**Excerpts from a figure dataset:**
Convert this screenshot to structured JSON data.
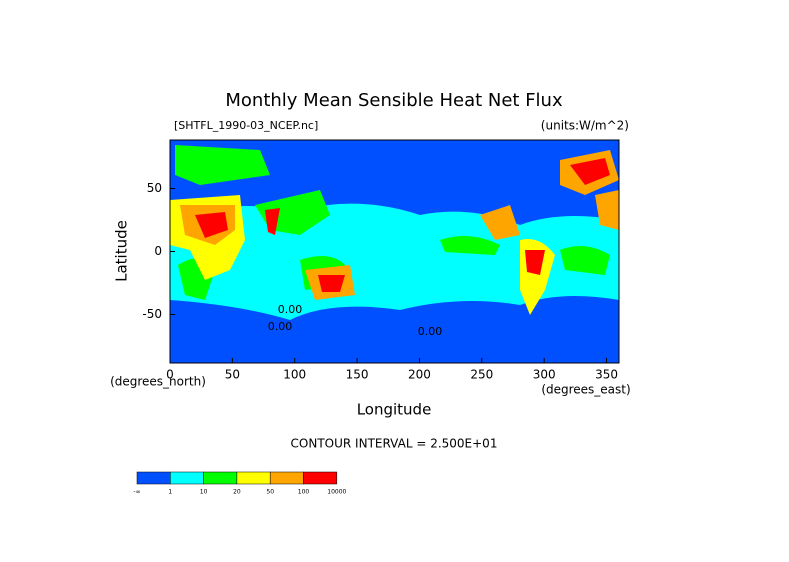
{
  "chart_data": {
    "type": "contour-map",
    "title": "Monthly Mean Sensible Heat Net Flux",
    "subtitle_left": "[SHTFL_1990-03_NCEP.nc]",
    "subtitle_right": "(units:W/m^2)",
    "x_label": "Longitude",
    "y_label": "Latitude",
    "x_units": "(degrees_east)",
    "y_units": "(degrees_north)",
    "xlim": [
      0,
      360
    ],
    "xticks": [
      0,
      50,
      100,
      150,
      200,
      250,
      300,
      350
    ],
    "ylim": [
      -88.5,
      88.5
    ],
    "yticks": [
      -50,
      0,
      50
    ],
    "annotation": "CONTOUR INTERVAL = 2.500E+01",
    "contour_labels": [
      "0.00",
      "0.00",
      "0.00"
    ],
    "colorbar": {
      "colors": [
        "#0050ff",
        "#00ffff",
        "#00ff00",
        "#ffff00",
        "#ffa500",
        "#ff0000"
      ],
      "labels": [
        "-∞",
        "1",
        "10",
        "20",
        "50",
        "100",
        "10000"
      ]
    }
  }
}
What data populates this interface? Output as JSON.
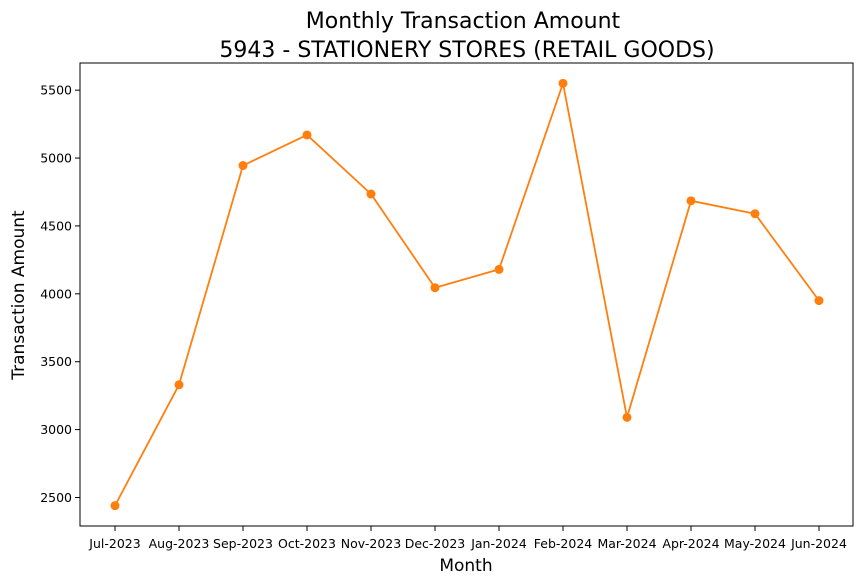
{
  "chart_data": {
    "type": "line",
    "title": "Monthly Transaction Amount",
    "subtitle": "5943 - STATIONERY STORES (RETAIL GOODS)",
    "xlabel": "Month",
    "ylabel": "Transaction Amount",
    "categories": [
      "Jul-2023",
      "Aug-2023",
      "Sep-2023",
      "Oct-2023",
      "Nov-2023",
      "Dec-2023",
      "Jan-2024",
      "Feb-2024",
      "Mar-2024",
      "Apr-2024",
      "May-2024",
      "Jun-2024"
    ],
    "series": [
      {
        "values": [
          2440,
          3330,
          4945,
          5170,
          4735,
          4045,
          4180,
          5550,
          3090,
          4685,
          4590,
          3950
        ],
        "color": "#ff7f0e",
        "marker": "circle"
      }
    ],
    "yticks": [
      2500,
      3000,
      3500,
      4000,
      4500,
      5000,
      5500
    ],
    "ylim": [
      2290,
      5700
    ],
    "grid": false,
    "legend": "none"
  }
}
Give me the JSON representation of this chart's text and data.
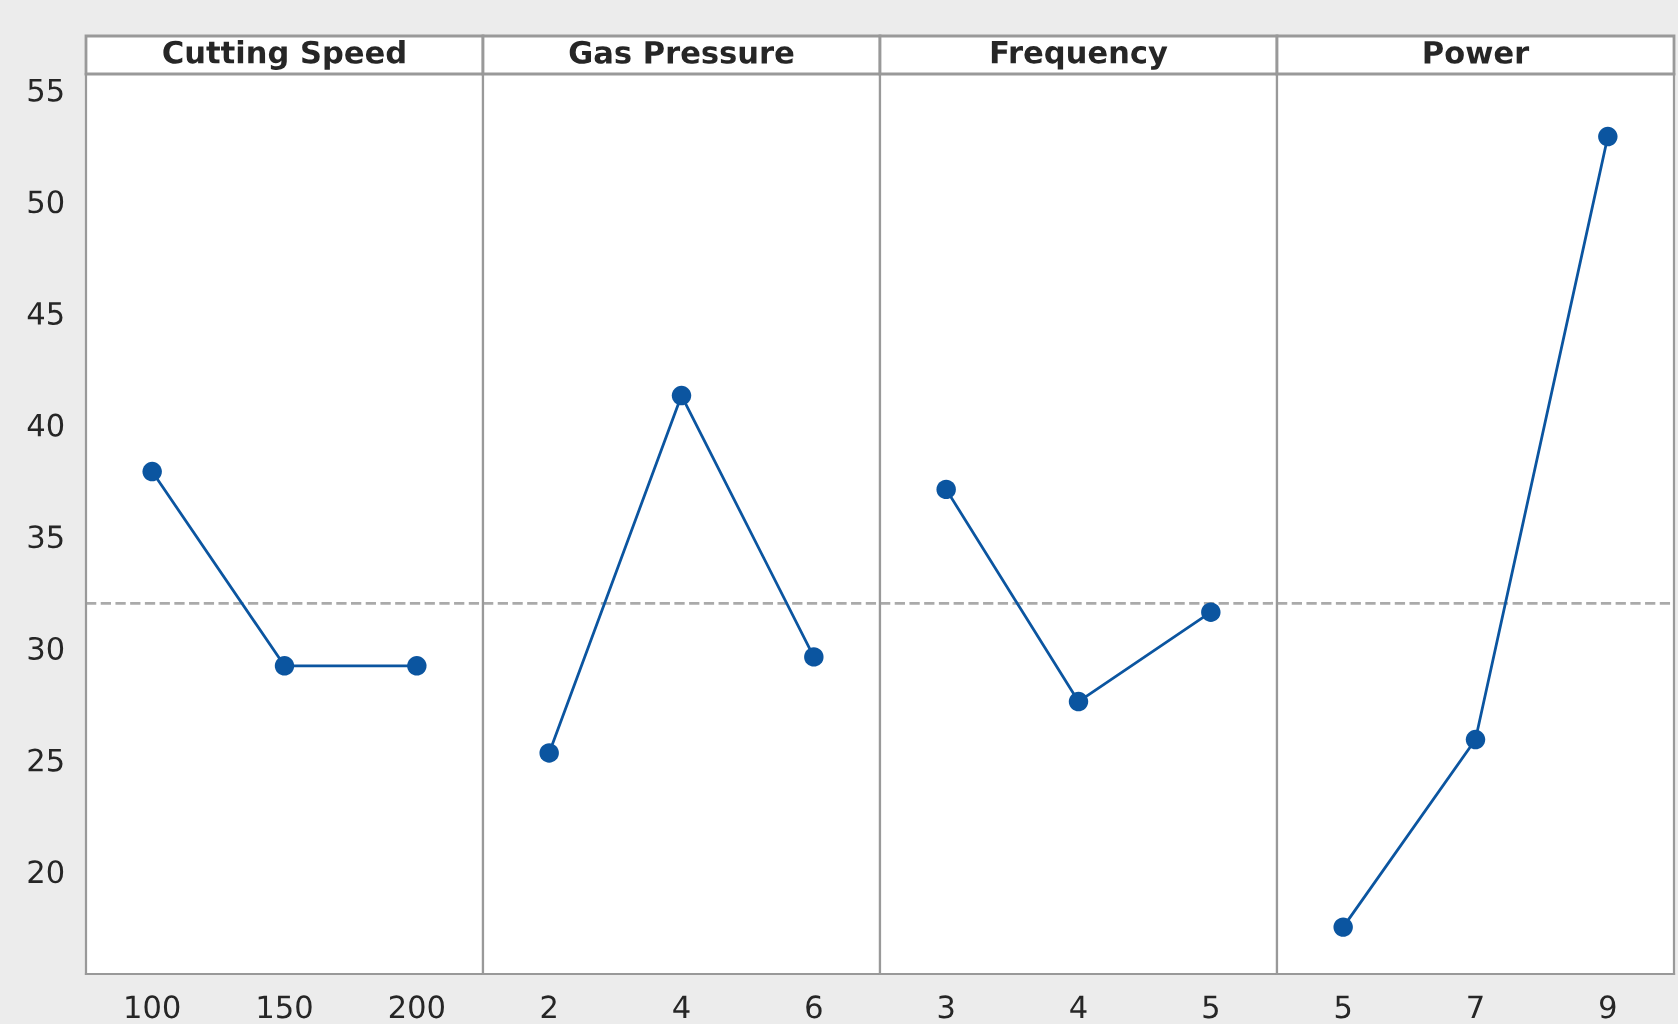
{
  "chart_data": [
    {
      "type": "line",
      "title": "Cutting Speed",
      "categories": [
        "100",
        "150",
        "200"
      ],
      "series": [
        {
          "color": "#0b55a0",
          "values": [
            37.9,
            29.2,
            29.2
          ]
        }
      ],
      "ylim": [
        15.4,
        55.7
      ],
      "yticks": [
        20,
        25,
        30,
        35,
        40,
        45,
        50,
        55
      ],
      "marker": "circle",
      "ref_lines": [
        {
          "axis": "y",
          "value": 32.0,
          "color": "#aaaaaa",
          "line_style": "dashed"
        }
      ]
    },
    {
      "type": "line",
      "title": "Gas Pressure",
      "categories": [
        "2",
        "4",
        "6"
      ],
      "series": [
        {
          "color": "#0b55a0",
          "values": [
            25.3,
            41.3,
            29.6
          ]
        }
      ],
      "ylim": [
        15.4,
        55.7
      ],
      "yticks": [
        20,
        25,
        30,
        35,
        40,
        45,
        50,
        55
      ],
      "tick_labels": "x",
      "marker": "circle",
      "ref_lines": [
        {
          "axis": "y",
          "value": 32.0,
          "color": "#aaaaaa",
          "line_style": "dashed"
        }
      ]
    },
    {
      "type": "line",
      "title": "Frequency",
      "categories": [
        "3",
        "4",
        "5"
      ],
      "series": [
        {
          "color": "#0b55a0",
          "values": [
            37.1,
            27.6,
            31.6
          ]
        }
      ],
      "ylim": [
        15.4,
        55.7
      ],
      "yticks": [
        20,
        25,
        30,
        35,
        40,
        45,
        50,
        55
      ],
      "tick_labels": "x",
      "marker": "circle",
      "ref_lines": [
        {
          "axis": "y",
          "value": 32.0,
          "color": "#aaaaaa",
          "line_style": "dashed"
        }
      ]
    },
    {
      "type": "line",
      "title": "Power",
      "categories": [
        "5",
        "7",
        "9"
      ],
      "series": [
        {
          "color": "#0b55a0",
          "values": [
            17.5,
            25.9,
            52.9
          ]
        }
      ],
      "ylim": [
        15.4,
        55.7
      ],
      "yticks": [
        20,
        25,
        30,
        35,
        40,
        45,
        50,
        55
      ],
      "tick_labels": "x",
      "marker": "circle",
      "ref_lines": [
        {
          "axis": "y",
          "value": 32.0,
          "color": "#aaaaaa",
          "line_style": "dashed"
        }
      ]
    }
  ]
}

**EXERCISE GOAL:**
Pictures are to be left out; all else in the entries above is to be quoted exactly.

**FINISHED TASK:**
Convert this screenshot to structured JSON data.
{
  "chart_data": {
    "type": "contour-map",
    "title": "Monthly Mean Sensible Heat Net Flux",
    "subtitle_left": "[SHTFL_1990-03_NCEP.nc]",
    "subtitle_right": "(units:W/m^2)",
    "x_label": "Longitude",
    "y_label": "Latitude",
    "x_units": "(degrees_east)",
    "y_units": "(degrees_north)",
    "xlim": [
      0,
      360
    ],
    "xticks": [
      0,
      50,
      100,
      150,
      200,
      250,
      300,
      350
    ],
    "ylim": [
      -88.5,
      88.5
    ],
    "yticks": [
      -50,
      0,
      50
    ],
    "annotation": "CONTOUR INTERVAL = 2.500E+01",
    "contour_labels": [
      "0.00",
      "0.00",
      "0.00"
    ],
    "colorbar": {
      "colors": [
        "#0050ff",
        "#00ffff",
        "#00ff00",
        "#ffff00",
        "#ffa500",
        "#ff0000"
      ],
      "labels": [
        "-∞",
        "1",
        "10",
        "20",
        "50",
        "100",
        "10000"
      ]
    }
  }
}
What data populates this interface? Output as JSON.
{
  "chart_data": {
    "type": "line",
    "title": "Monthly Transaction Amount",
    "subtitle": "5943 - STATIONERY STORES (RETAIL GOODS)",
    "xlabel": "Month",
    "ylabel": "Transaction Amount",
    "categories": [
      "Jul-2023",
      "Aug-2023",
      "Sep-2023",
      "Oct-2023",
      "Nov-2023",
      "Dec-2023",
      "Jan-2024",
      "Feb-2024",
      "Mar-2024",
      "Apr-2024",
      "May-2024",
      "Jun-2024"
    ],
    "series": [
      {
        "values": [
          2440,
          3330,
          4945,
          5170,
          4735,
          4045,
          4180,
          5550,
          3090,
          4685,
          4590,
          3950
        ],
        "color": "#ff7f0e",
        "marker": "circle"
      }
    ],
    "yticks": [
      2500,
      3000,
      3500,
      4000,
      4500,
      5000,
      5500
    ],
    "ylim": [
      2290,
      5700
    ],
    "grid": false,
    "legend": "none"
  }
}
Give me the JSON representation of this chart's text and data.
{
  "chart_data": [
    {
      "type": "line",
      "title": "Cutting Speed",
      "categories": [
        "100",
        "150",
        "200"
      ],
      "series": [
        {
          "color": "#0b55a0",
          "values": [
            37.9,
            29.2,
            29.2
          ]
        }
      ],
      "ylim": [
        15.4,
        55.7
      ],
      "yticks": [
        20,
        25,
        30,
        35,
        40,
        45,
        50,
        55
      ],
      "marker": "circle",
      "ref_lines": [
        {
          "axis": "y",
          "value": 32.0,
          "color": "#aaaaaa",
          "line_style": "dashed"
        }
      ]
    },
    {
      "type": "line",
      "title": "Gas Pressure",
      "categories": [
        "2",
        "4",
        "6"
      ],
      "series": [
        {
          "color": "#0b55a0",
          "values": [
            25.3,
            41.3,
            29.6
          ]
        }
      ],
      "ylim": [
        15.4,
        55.7
      ],
      "yticks": [
        20,
        25,
        30,
        35,
        40,
        45,
        50,
        55
      ],
      "tick_labels": "x",
      "marker": "circle",
      "ref_lines": [
        {
          "axis": "y",
          "value": 32.0,
          "color": "#aaaaaa",
          "line_style": "dashed"
        }
      ]
    },
    {
      "type": "line",
      "title": "Frequency",
      "categories": [
        "3",
        "4",
        "5"
      ],
      "series": [
        {
          "color": "#0b55a0",
          "values": [
            37.1,
            27.6,
            31.6
          ]
        }
      ],
      "ylim": [
        15.4,
        55.7
      ],
      "yticks": [
        20,
        25,
        30,
        35,
        40,
        45,
        50,
        55
      ],
      "tick_labels": "x",
      "marker": "circle",
      "ref_lines": [
        {
          "axis": "y",
          "value": 32.0,
          "color": "#aaaaaa",
          "line_style": "dashed"
        }
      ]
    },
    {
      "type": "line",
      "title": "Power",
      "categories": [
        "5",
        "7",
        "9"
      ],
      "series": [
        {
          "color": "#0b55a0",
          "values": [
            17.5,
            25.9,
            52.9
          ]
        }
      ],
      "ylim": [
        15.4,
        55.7
      ],
      "yticks": [
        20,
        25,
        30,
        35,
        40,
        45,
        50,
        55
      ],
      "tick_labels": "x",
      "marker": "circle",
      "ref_lines": [
        {
          "axis": "y",
          "value": 32.0,
          "color": "#aaaaaa",
          "line_style": "dashed"
        }
      ]
    }
  ]
}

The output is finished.